• Task details:
From the listing below, extract each entry exactly as written, minus the images.

───

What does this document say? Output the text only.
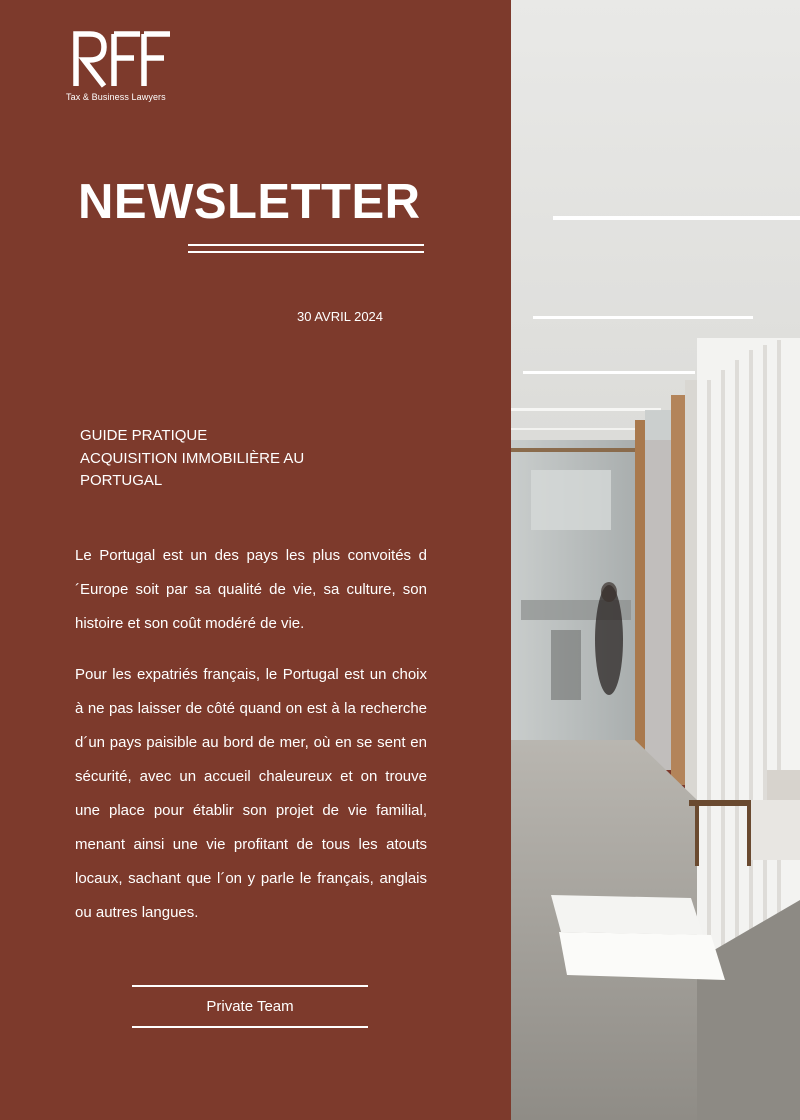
Tax & Business Lawyers
NEWSLETTER
30 AVRIL 2024
GUIDE PRATIQUE
ACQUISITION IMMOBILIÈRE AU
PORTUGAL

Le Portugal est un des pays les plus convoités d´Europe soit par sa qualité de vie, sa culture, son histoire et son coût modéré de vie.

Pour les expatriés français, le Portugal est un choix à ne pas laisser de côté quand on est à la recherche d´un pays paisible au bord de mer, où en se sent en sécurité, avec un accueil chaleureux et on trouve une place pour établir son projet de vie familial, menant ainsi une vie profitant de tous les atouts locaux, sachant que l´on y parle le français, anglais ou autres langues.

Private Team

───

• Exercise result:
What does this document say? Output the text only.
Tax & Business Lawyers
NEWSLETTER
30 AVRIL 2024
GUIDE PRATIQUE
ACQUISITION IMMOBILIÈRE AU
PORTUGAL

Le Portugal est un des pays les plus convoités d´Europe soit par sa qualité de vie, sa culture, son histoire et son coût modéré de vie.

Pour les expatriés français, le Portugal est un choix à ne pas laisser de côté quand on est à la recherche d´un pays paisible au bord de mer, où en se sent en sécurité, avec un accueil chaleureux et on trouve une place pour établir son projet de vie familial, menant ainsi une vie profitant de tous les atouts locaux, sachant que l´on y parle le français, anglais ou autres langues.

Private Team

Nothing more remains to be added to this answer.